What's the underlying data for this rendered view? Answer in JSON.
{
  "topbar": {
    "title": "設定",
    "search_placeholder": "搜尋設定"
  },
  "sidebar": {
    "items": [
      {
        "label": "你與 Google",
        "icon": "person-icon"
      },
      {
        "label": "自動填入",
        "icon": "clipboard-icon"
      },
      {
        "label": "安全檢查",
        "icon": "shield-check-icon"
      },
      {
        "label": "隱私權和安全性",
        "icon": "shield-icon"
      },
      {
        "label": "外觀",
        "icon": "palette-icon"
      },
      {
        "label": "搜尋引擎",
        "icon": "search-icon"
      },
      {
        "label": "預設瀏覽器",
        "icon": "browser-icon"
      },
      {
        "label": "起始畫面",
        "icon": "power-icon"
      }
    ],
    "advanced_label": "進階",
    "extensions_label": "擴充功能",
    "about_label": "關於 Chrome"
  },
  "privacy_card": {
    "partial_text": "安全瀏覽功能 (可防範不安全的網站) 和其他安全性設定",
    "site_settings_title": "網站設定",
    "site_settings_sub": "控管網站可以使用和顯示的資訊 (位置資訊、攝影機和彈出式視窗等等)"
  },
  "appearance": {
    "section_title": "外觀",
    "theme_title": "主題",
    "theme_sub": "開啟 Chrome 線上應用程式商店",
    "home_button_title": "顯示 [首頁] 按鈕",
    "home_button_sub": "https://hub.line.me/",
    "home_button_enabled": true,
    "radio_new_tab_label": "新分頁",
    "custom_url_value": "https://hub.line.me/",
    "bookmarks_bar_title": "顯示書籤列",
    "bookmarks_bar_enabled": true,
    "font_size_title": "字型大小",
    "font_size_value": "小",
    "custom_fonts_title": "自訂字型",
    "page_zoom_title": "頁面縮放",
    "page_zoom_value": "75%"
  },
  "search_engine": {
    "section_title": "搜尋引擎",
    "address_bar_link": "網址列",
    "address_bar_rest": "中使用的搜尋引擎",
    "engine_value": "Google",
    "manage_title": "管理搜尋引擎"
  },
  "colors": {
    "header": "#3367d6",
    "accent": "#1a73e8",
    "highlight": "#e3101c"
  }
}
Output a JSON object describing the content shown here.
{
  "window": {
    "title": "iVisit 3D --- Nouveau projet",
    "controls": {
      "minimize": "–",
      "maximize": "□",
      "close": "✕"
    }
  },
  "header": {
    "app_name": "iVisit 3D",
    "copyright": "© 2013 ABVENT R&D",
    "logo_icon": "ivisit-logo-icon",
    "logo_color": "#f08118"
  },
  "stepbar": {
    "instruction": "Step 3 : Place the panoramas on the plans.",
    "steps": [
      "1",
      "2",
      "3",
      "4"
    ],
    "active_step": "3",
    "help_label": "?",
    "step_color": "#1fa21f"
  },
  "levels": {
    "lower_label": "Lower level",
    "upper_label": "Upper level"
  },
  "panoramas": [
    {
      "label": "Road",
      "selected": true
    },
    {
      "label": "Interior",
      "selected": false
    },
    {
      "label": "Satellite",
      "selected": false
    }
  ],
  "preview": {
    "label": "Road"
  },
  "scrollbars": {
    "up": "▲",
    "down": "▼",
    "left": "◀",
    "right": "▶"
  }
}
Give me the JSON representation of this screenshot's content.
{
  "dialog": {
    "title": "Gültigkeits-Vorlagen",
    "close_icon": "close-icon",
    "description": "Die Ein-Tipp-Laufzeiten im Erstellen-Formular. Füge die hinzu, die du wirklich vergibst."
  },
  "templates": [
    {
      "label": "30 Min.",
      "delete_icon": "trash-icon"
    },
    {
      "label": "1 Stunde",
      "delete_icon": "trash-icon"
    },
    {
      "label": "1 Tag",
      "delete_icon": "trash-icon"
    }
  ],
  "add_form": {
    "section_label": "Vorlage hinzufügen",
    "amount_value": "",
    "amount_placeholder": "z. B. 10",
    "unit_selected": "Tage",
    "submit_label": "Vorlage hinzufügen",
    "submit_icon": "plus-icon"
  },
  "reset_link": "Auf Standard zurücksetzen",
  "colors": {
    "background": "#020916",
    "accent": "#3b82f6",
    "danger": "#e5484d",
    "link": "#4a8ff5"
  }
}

**********

Written request
Make an exact copy of the data above.

Task solution
What's the underlying data for this rendered view? Answer in JSON.
{
  "topbar": {
    "title": "設定",
    "search_placeholder": "搜尋設定"
  },
  "sidebar": {
    "items": [
      {
        "label": "你與 Google",
        "icon": "person-icon"
      },
      {
        "label": "自動填入",
        "icon": "clipboard-icon"
      },
      {
        "label": "安全檢查",
        "icon": "shield-check-icon"
      },
      {
        "label": "隱私權和安全性",
        "icon": "shield-icon"
      },
      {
        "label": "外觀",
        "icon": "palette-icon"
      },
      {
        "label": "搜尋引擎",
        "icon": "search-icon"
      },
      {
        "label": "預設瀏覽器",
        "icon": "browser-icon"
      },
      {
        "label": "起始畫面",
        "icon": "power-icon"
      }
    ],
    "advanced_label": "進階",
    "extensions_label": "擴充功能",
    "about_label": "關於 Chrome"
  },
  "privacy_card": {
    "partial_text": "安全瀏覽功能 (可防範不安全的網站) 和其他安全性設定",
    "site_settings_title": "網站設定",
    "site_settings_sub": "控管網站可以使用和顯示的資訊 (位置資訊、攝影機和彈出式視窗等等)"
  },
  "appearance": {
    "section_title": "外觀",
    "theme_title": "主題",
    "theme_sub": "開啟 Chrome 線上應用程式商店",
    "home_button_title": "顯示 [首頁] 按鈕",
    "home_button_sub": "https://hub.line.me/",
    "home_button_enabled": true,
    "radio_new_tab_label": "新分頁",
    "custom_url_value": "https://hub.line.me/",
    "bookmarks_bar_title": "顯示書籤列",
    "bookmarks_bar_enabled": true,
    "font_size_title": "字型大小",
    "font_size_value": "小",
    "custom_fonts_title": "自訂字型",
    "page_zoom_title": "頁面縮放",
    "page_zoom_value": "75%"
  },
  "search_engine": {
    "section_title": "搜尋引擎",
    "address_bar_link": "網址列",
    "address_bar_rest": "中使用的搜尋引擎",
    "engine_value": "Google",
    "manage_title": "管理搜尋引擎"
  },
  "colors": {
    "header": "#3367d6",
    "accent": "#1a73e8",
    "highlight": "#e3101c"
  }
}
Output a JSON object describing the content shown here.
{
  "window": {
    "title": "iVisit 3D --- Nouveau projet",
    "controls": {
      "minimize": "–",
      "maximize": "□",
      "close": "✕"
    }
  },
  "header": {
    "app_name": "iVisit 3D",
    "copyright": "© 2013 ABVENT R&D",
    "logo_icon": "ivisit-logo-icon",
    "logo_color": "#f08118"
  },
  "stepbar": {
    "instruction": "Step 3 : Place the panoramas on the plans.",
    "steps": [
      "1",
      "2",
      "3",
      "4"
    ],
    "active_step": "3",
    "help_label": "?",
    "step_color": "#1fa21f"
  },
  "levels": {
    "lower_label": "Lower level",
    "upper_label": "Upper level"
  },
  "panoramas": [
    {
      "label": "Road",
      "selected": true
    },
    {
      "label": "Interior",
      "selected": false
    },
    {
      "label": "Satellite",
      "selected": false
    }
  ],
  "preview": {
    "label": "Road"
  },
  "scrollbars": {
    "up": "▲",
    "down": "▼",
    "left": "◀",
    "right": "▶"
  }
}
Give me the JSON representation of this screenshot's content.
{
  "dialog": {
    "title": "Gültigkeits-Vorlagen",
    "close_icon": "close-icon",
    "description": "Die Ein-Tipp-Laufzeiten im Erstellen-Formular. Füge die hinzu, die du wirklich vergibst."
  },
  "templates": [
    {
      "label": "30 Min.",
      "delete_icon": "trash-icon"
    },
    {
      "label": "1 Stunde",
      "delete_icon": "trash-icon"
    },
    {
      "label": "1 Tag",
      "delete_icon": "trash-icon"
    }
  ],
  "add_form": {
    "section_label": "Vorlage hinzufügen",
    "amount_value": "",
    "amount_placeholder": "z. B. 10",
    "unit_selected": "Tage",
    "submit_label": "Vorlage hinzufügen",
    "submit_icon": "plus-icon"
  },
  "reset_link": "Auf Standard zurücksetzen",
  "colors": {
    "background": "#020916",
    "accent": "#3b82f6",
    "danger": "#e5484d",
    "link": "#4a8ff5"
  }
}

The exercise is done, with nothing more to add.